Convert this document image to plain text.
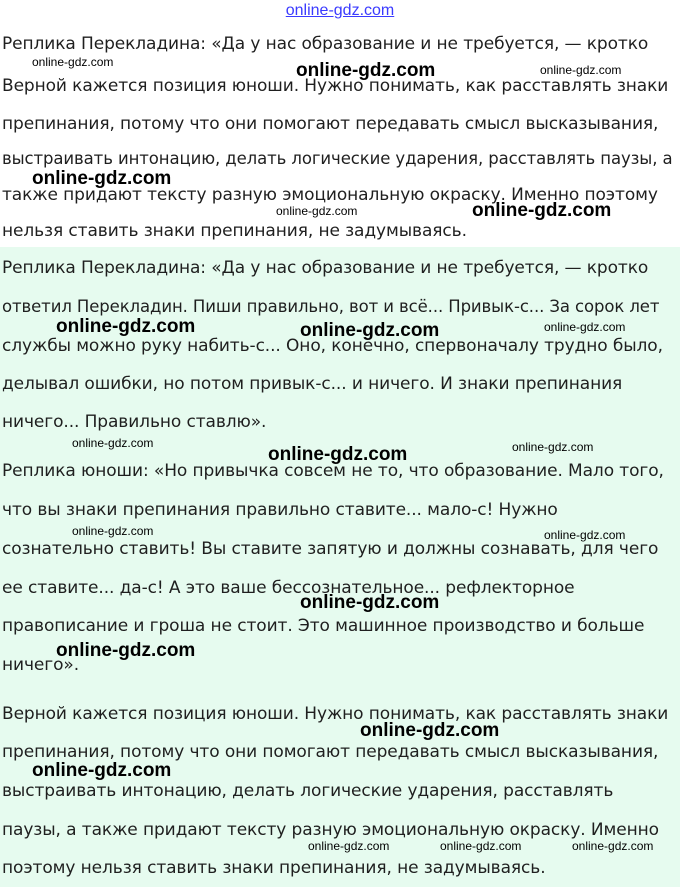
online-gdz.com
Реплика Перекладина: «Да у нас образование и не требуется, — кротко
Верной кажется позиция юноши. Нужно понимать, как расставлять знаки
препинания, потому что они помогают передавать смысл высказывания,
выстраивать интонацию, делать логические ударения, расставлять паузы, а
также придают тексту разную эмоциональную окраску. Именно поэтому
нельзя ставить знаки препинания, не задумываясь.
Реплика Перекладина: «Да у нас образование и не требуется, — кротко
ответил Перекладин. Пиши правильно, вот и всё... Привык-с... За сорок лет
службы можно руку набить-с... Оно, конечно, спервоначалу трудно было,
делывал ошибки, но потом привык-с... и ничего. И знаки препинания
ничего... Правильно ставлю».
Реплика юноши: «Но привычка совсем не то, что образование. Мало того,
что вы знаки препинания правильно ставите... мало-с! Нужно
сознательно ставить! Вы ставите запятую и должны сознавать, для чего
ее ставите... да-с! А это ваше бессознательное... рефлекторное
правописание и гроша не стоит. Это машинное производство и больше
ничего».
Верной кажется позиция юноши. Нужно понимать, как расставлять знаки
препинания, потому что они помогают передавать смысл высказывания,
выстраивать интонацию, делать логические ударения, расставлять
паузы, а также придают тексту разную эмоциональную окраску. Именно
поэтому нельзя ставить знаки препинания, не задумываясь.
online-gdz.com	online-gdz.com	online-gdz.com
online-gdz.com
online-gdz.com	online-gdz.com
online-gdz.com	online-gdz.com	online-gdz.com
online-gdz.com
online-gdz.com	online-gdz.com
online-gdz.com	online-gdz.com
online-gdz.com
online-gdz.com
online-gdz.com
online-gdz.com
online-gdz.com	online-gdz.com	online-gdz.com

### Aim
Skip the pictures and transcribe the rest of the records exactly.

### Exercise result
Convert this document image to plain text.
online-gdz.com
Реплика Перекладина: «Да у нас образование и не требуется, — кротко
Верной кажется позиция юноши. Нужно понимать, как расставлять знаки
препинания, потому что они помогают передавать смысл высказывания,
выстраивать интонацию, делать логические ударения, расставлять паузы, а
также придают тексту разную эмоциональную окраску. Именно поэтому
нельзя ставить знаки препинания, не задумываясь.
Реплика Перекладина: «Да у нас образование и не требуется, — кротко
ответил Перекладин. Пиши правильно, вот и всё... Привык-с... За сорок лет
службы можно руку набить-с... Оно, конечно, спервоначалу трудно было,
делывал ошибки, но потом привык-с... и ничего. И знаки препинания
ничего... Правильно ставлю».
Реплика юноши: «Но привычка совсем не то, что образование. Мало того,
что вы знаки препинания правильно ставите... мало-с! Нужно
сознательно ставить! Вы ставите запятую и должны сознавать, для чего
ее ставите... да-с! А это ваше бессознательное... рефлекторное
правописание и гроша не стоит. Это машинное производство и больше
ничего».
Верной кажется позиция юноши. Нужно понимать, как расставлять знаки
препинания, потому что они помогают передавать смысл высказывания,
выстраивать интонацию, делать логические ударения, расставлять
паузы, а также придают тексту разную эмоциональную окраску. Именно
поэтому нельзя ставить знаки препинания, не задумываясь.
online-gdz.com	online-gdz.com	online-gdz.com
online-gdz.com
online-gdz.com	online-gdz.com
online-gdz.com	online-gdz.com	online-gdz.com
online-gdz.com
online-gdz.com	online-gdz.com
online-gdz.com	online-gdz.com
online-gdz.com
online-gdz.com
online-gdz.com
online-gdz.com
online-gdz.com	online-gdz.com	online-gdz.com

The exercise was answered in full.